Work to complete: Going through the entries, how many lines include the string "Glucose"? Answer only with the number.

········

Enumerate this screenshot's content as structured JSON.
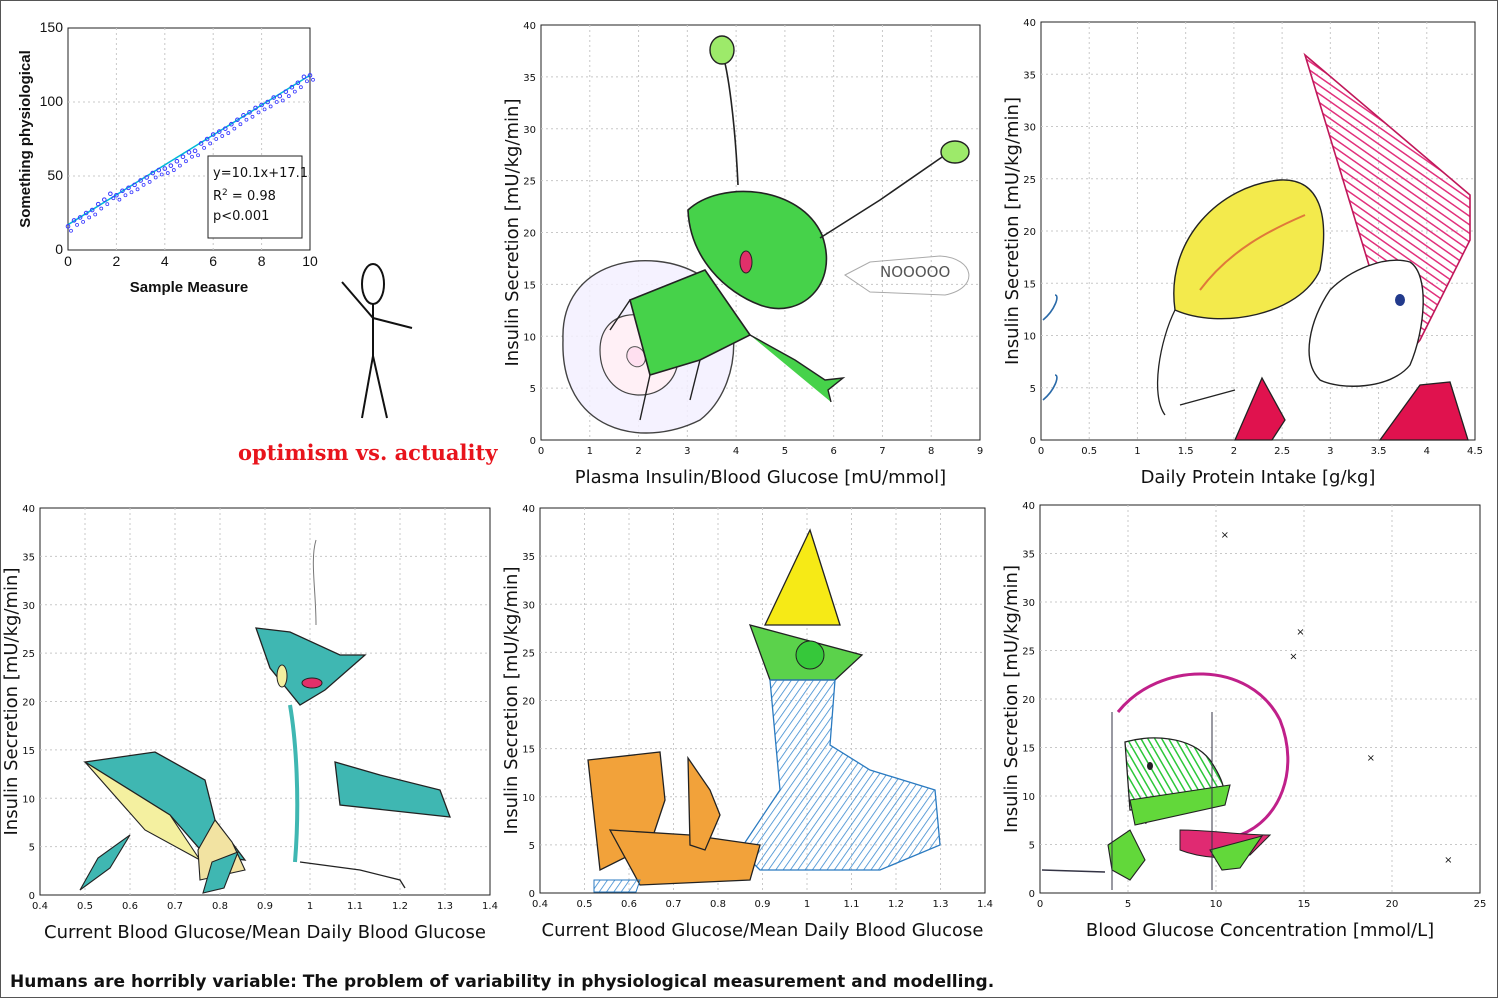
{
  "caption": "Humans are horribly variable: The problem of variability in physiological measurement and modelling.",
  "optimism_label": "optimism vs. actuality",
  "colors": {
    "series": "#3838ff",
    "fit": "#00b8d8",
    "label_red": "#e8141c",
    "grid": "#c8c8c8"
  },
  "chart_data": [
    {
      "type": "scatter",
      "xlabel": "Sample Measure",
      "ylabel": "Something physiological",
      "xlim": [
        0,
        10
      ],
      "ylim": [
        0,
        150
      ],
      "xticks": [
        "0",
        "2",
        "4",
        "6",
        "8",
        "10"
      ],
      "yticks": [
        "0",
        "50",
        "100",
        "150"
      ],
      "grid": true,
      "fit": {
        "slope": 10.1,
        "intercept": 17.1
      },
      "stats": {
        "eq": "y=10.1x+17.1",
        "r2_prefix": "R",
        "r2_sup": "2",
        "r2_value": " = 0.98",
        "p": "p<0.001"
      },
      "x": [
        0,
        0.25,
        0.5,
        0.75,
        1,
        1.25,
        1.5,
        1.75,
        2,
        2.25,
        2.5,
        2.75,
        3,
        3.25,
        3.5,
        3.75,
        4,
        4.25,
        4.5,
        4.75,
        5,
        5.25,
        5.5,
        5.75,
        6,
        6.25,
        6.5,
        6.75,
        7,
        7.25,
        7.5,
        7.75,
        8,
        8.25,
        8.5,
        8.75,
        9,
        9.25,
        9.5,
        9.75,
        10
      ],
      "y": [
        16,
        20,
        22,
        25,
        27,
        31,
        34,
        38,
        37,
        40,
        42,
        44,
        47,
        49,
        52,
        54,
        55,
        57,
        60,
        63,
        66,
        67,
        72,
        75,
        78,
        80,
        82,
        85,
        88,
        91,
        93,
        96,
        98,
        100,
        103,
        104,
        107,
        110,
        113,
        117,
        118
      ]
    },
    {
      "type": "line",
      "xlabel": "Plasma Insulin/Blood Glucose [mU/mmol]",
      "ylabel": "Insulin Secretion [mU/kg/min]",
      "xlim": [
        0,
        9
      ],
      "ylim": [
        0,
        40
      ],
      "xticks": [
        "0",
        "1",
        "2",
        "3",
        "4",
        "5",
        "6",
        "7",
        "8",
        "9"
      ],
      "yticks": [
        "0",
        "5",
        "10",
        "15",
        "20",
        "25",
        "30",
        "35",
        "40"
      ],
      "grid": true,
      "annotation": "NOOOOO"
    },
    {
      "type": "line",
      "xlabel": "Daily Protein Intake [g/kg]",
      "ylabel": "Insulin Secretion [mU/kg/min]",
      "xlim": [
        0,
        4.5
      ],
      "ylim": [
        0,
        40
      ],
      "xticks": [
        "0",
        "0.5",
        "1",
        "1.5",
        "2",
        "2.5",
        "3",
        "3.5",
        "4",
        "4.5"
      ],
      "yticks": [
        "0",
        "5",
        "10",
        "15",
        "20",
        "25",
        "30",
        "35",
        "40"
      ],
      "grid": true
    },
    {
      "type": "line",
      "xlabel": "Current Blood Glucose/Mean Daily Blood Glucose",
      "ylabel": "Insulin Secretion [mU/kg/min]",
      "xlim": [
        0.4,
        1.4
      ],
      "ylim": [
        0,
        40
      ],
      "xticks": [
        "0.4",
        "0.5",
        "0.6",
        "0.7",
        "0.8",
        "0.9",
        "1",
        "1.1",
        "1.2",
        "1.3",
        "1.4"
      ],
      "yticks": [
        "0",
        "5",
        "10",
        "15",
        "20",
        "25",
        "30",
        "35",
        "40"
      ],
      "grid": true
    },
    {
      "type": "line",
      "xlabel": "Current Blood Glucose/Mean Daily Blood Glucose",
      "ylabel": "Insulin Secretion [mU/kg/min]",
      "xlim": [
        0.4,
        1.4
      ],
      "ylim": [
        0,
        40
      ],
      "xticks": [
        "0.4",
        "0.5",
        "0.6",
        "0.7",
        "0.8",
        "0.9",
        "1",
        "1.1",
        "1.2",
        "1.3",
        "1.4"
      ],
      "yticks": [
        "0",
        "5",
        "10",
        "15",
        "20",
        "25",
        "30",
        "35",
        "40"
      ],
      "grid": true
    },
    {
      "type": "scatter",
      "xlabel": "Blood Glucose Concentration [mmol/L]",
      "ylabel": "Insulin Secretion [mU/kg/min]",
      "xlim": [
        0,
        25
      ],
      "ylim": [
        0,
        40
      ],
      "xticks": [
        "0",
        "5",
        "10",
        "15",
        "20",
        "25"
      ],
      "yticks": [
        "0",
        "5",
        "10",
        "15",
        "20",
        "25",
        "30",
        "35",
        "40"
      ],
      "grid": true,
      "x": [
        10.5,
        14.8,
        14.4,
        18.8,
        23.2,
        7.8,
        5.9,
        9.4,
        12.5
      ],
      "y": [
        37,
        27,
        24.5,
        14,
        3.5,
        8.5,
        7.5,
        10,
        5.5
      ]
    }
  ]
}
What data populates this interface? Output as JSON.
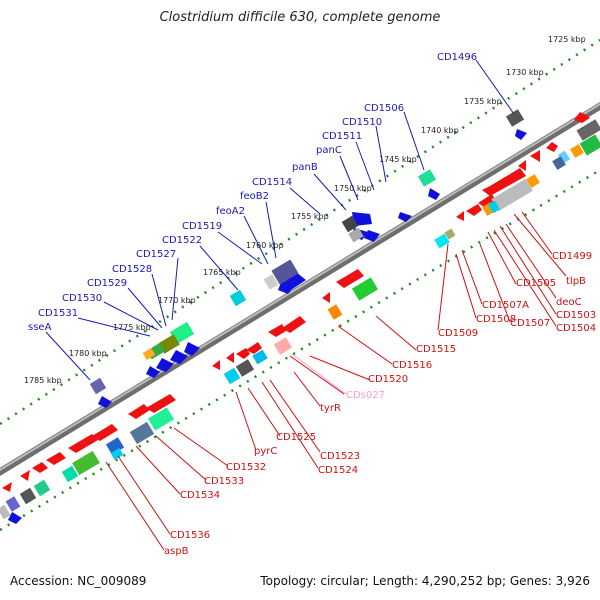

········

Reply: 4